* **Recorded information**:

========================================

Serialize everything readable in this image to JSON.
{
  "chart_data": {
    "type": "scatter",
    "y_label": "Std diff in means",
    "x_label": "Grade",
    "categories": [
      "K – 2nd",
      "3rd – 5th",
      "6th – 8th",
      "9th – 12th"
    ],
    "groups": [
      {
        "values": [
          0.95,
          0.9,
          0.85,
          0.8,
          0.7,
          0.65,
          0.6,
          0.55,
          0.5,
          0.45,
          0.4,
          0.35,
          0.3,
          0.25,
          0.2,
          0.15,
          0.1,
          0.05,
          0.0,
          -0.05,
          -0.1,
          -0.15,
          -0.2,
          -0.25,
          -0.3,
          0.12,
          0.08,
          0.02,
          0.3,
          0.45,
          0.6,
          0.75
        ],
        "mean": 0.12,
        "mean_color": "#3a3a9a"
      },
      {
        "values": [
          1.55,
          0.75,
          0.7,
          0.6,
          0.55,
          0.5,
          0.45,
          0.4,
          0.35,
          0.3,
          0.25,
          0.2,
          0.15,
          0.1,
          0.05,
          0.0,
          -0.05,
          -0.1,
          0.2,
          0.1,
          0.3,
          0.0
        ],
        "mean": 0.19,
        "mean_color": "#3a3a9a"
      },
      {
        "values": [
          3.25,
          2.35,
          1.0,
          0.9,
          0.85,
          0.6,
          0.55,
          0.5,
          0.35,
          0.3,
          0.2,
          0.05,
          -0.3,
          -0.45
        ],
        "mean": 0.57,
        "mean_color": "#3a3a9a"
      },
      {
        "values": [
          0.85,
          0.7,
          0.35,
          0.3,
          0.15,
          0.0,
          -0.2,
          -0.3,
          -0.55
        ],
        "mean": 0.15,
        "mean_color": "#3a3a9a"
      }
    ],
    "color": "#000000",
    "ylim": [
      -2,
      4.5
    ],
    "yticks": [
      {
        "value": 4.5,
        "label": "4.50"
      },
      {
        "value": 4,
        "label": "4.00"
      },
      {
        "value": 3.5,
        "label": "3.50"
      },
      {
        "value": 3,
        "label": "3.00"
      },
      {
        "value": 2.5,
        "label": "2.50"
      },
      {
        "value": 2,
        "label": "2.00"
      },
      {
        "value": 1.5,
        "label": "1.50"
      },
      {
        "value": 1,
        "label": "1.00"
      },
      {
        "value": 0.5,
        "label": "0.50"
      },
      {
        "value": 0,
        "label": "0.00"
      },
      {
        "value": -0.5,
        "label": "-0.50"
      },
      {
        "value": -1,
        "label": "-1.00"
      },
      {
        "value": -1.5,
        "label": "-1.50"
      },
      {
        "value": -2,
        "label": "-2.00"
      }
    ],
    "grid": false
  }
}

========================================

* **What to do**: Return each entry from the material above exactly as it appears.

* **Response to the exercise**:
Serialize everything readable in this image to JSON.
{
  "chart_data": {
    "type": "scatter",
    "y_label": "Std diff in means",
    "x_label": "Grade",
    "categories": [
      "K – 2nd",
      "3rd – 5th",
      "6th – 8th",
      "9th – 12th"
    ],
    "groups": [
      {
        "values": [
          0.95,
          0.9,
          0.85,
          0.8,
          0.7,
          0.65,
          0.6,
          0.55,
          0.5,
          0.45,
          0.4,
          0.35,
          0.3,
          0.25,
          0.2,
          0.15,
          0.1,
          0.05,
          0.0,
          -0.05,
          -0.1,
          -0.15,
          -0.2,
          -0.25,
          -0.3,
          0.12,
          0.08,
          0.02,
          0.3,
          0.45,
          0.6,
          0.75
        ],
        "mean": 0.12,
        "mean_color": "#3a3a9a"
      },
      {
        "values": [
          1.55,
          0.75,
          0.7,
          0.6,
          0.55,
          0.5,
          0.45,
          0.4,
          0.35,
          0.3,
          0.25,
          0.2,
          0.15,
          0.1,
          0.05,
          0.0,
          -0.05,
          -0.1,
          0.2,
          0.1,
          0.3,
          0.0
        ],
        "mean": 0.19,
        "mean_color": "#3a3a9a"
      },
      {
        "values": [
          3.25,
          2.35,
          1.0,
          0.9,
          0.85,
          0.6,
          0.55,
          0.5,
          0.35,
          0.3,
          0.2,
          0.05,
          -0.3,
          -0.45
        ],
        "mean": 0.57,
        "mean_color": "#3a3a9a"
      },
      {
        "values": [
          0.85,
          0.7,
          0.35,
          0.3,
          0.15,
          0.0,
          -0.2,
          -0.3,
          -0.55
        ],
        "mean": 0.15,
        "mean_color": "#3a3a9a"
      }
    ],
    "color": "#000000",
    "ylim": [
      -2,
      4.5
    ],
    "yticks": [
      {
        "value": 4.5,
        "label": "4.50"
      },
      {
        "value": 4,
        "label": "4.00"
      },
      {
        "value": 3.5,
        "label": "3.50"
      },
      {
        "value": 3,
        "label": "3.00"
      },
      {
        "value": 2.5,
        "label": "2.50"
      },
      {
        "value": 2,
        "label": "2.00"
      },
      {
        "value": 1.5,
        "label": "1.50"
      },
      {
        "value": 1,
        "label": "1.00"
      },
      {
        "value": 0.5,
        "label": "0.50"
      },
      {
        "value": 0,
        "label": "0.00"
      },
      {
        "value": -0.5,
        "label": "-0.50"
      },
      {
        "value": -1,
        "label": "-1.00"
      },
      {
        "value": -1.5,
        "label": "-1.50"
      },
      {
        "value": -2,
        "label": "-2.00"
      }
    ],
    "grid": false
  }
}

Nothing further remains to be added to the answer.